What is required:
Output every record word for word.

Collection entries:
★ ★ ★ ★

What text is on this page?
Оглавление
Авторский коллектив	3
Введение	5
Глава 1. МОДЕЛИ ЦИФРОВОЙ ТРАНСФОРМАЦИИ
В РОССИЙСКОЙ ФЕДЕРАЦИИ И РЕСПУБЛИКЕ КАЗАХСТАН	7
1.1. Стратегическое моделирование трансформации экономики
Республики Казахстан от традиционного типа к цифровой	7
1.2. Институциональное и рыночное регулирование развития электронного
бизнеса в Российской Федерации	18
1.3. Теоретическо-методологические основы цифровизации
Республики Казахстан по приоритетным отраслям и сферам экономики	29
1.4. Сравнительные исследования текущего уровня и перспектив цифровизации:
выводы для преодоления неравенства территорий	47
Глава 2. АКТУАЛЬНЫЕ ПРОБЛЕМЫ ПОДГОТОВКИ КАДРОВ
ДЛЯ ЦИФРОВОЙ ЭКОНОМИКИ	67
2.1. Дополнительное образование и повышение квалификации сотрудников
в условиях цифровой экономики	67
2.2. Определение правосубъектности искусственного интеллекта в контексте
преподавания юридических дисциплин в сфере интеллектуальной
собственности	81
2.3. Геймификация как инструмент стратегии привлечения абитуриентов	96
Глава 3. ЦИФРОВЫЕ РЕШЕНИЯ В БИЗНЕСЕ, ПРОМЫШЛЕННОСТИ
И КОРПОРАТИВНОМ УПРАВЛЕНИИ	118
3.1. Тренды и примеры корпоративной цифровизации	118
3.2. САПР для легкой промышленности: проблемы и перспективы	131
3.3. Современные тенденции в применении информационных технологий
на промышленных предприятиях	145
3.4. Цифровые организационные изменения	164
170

★ ★ ★ ★

Task output:
What text is on this page?
Оглавление
Авторский коллектив	3
Введение	5
Глава 1. МОДЕЛИ ЦИФРОВОЙ ТРАНСФОРМАЦИИ
В РОССИЙСКОЙ ФЕДЕРАЦИИ И РЕСПУБЛИКЕ КАЗАХСТАН	7
1.1. Стратегическое моделирование трансформации экономики
Республики Казахстан от традиционного типа к цифровой	7
1.2. Институциональное и рыночное регулирование развития электронного
бизнеса в Российской Федерации	18
1.3. Теоретическо-методологические основы цифровизации
Республики Казахстан по приоритетным отраслям и сферам экономики	29
1.4. Сравнительные исследования текущего уровня и перспектив цифровизации:
выводы для преодоления неравенства территорий	47
Глава 2. АКТУАЛЬНЫЕ ПРОБЛЕМЫ ПОДГОТОВКИ КАДРОВ
ДЛЯ ЦИФРОВОЙ ЭКОНОМИКИ	67
2.1. Дополнительное образование и повышение квалификации сотрудников
в условиях цифровой экономики	67
2.2. Определение правосубъектности искусственного интеллекта в контексте
преподавания юридических дисциплин в сфере интеллектуальной
собственности	81
2.3. Геймификация как инструмент стратегии привлечения абитуриентов	96
Глава 3. ЦИФРОВЫЕ РЕШЕНИЯ В БИЗНЕСЕ, ПРОМЫШЛЕННОСТИ
И КОРПОРАТИВНОМ УПРАВЛЕНИИ	118
3.1. Тренды и примеры корпоративной цифровизации	118
3.2. САПР для легкой промышленности: проблемы и перспективы	131
3.3. Современные тенденции в применении информационных технологий
на промышленных предприятиях	145
3.4. Цифровые организационные изменения	164
170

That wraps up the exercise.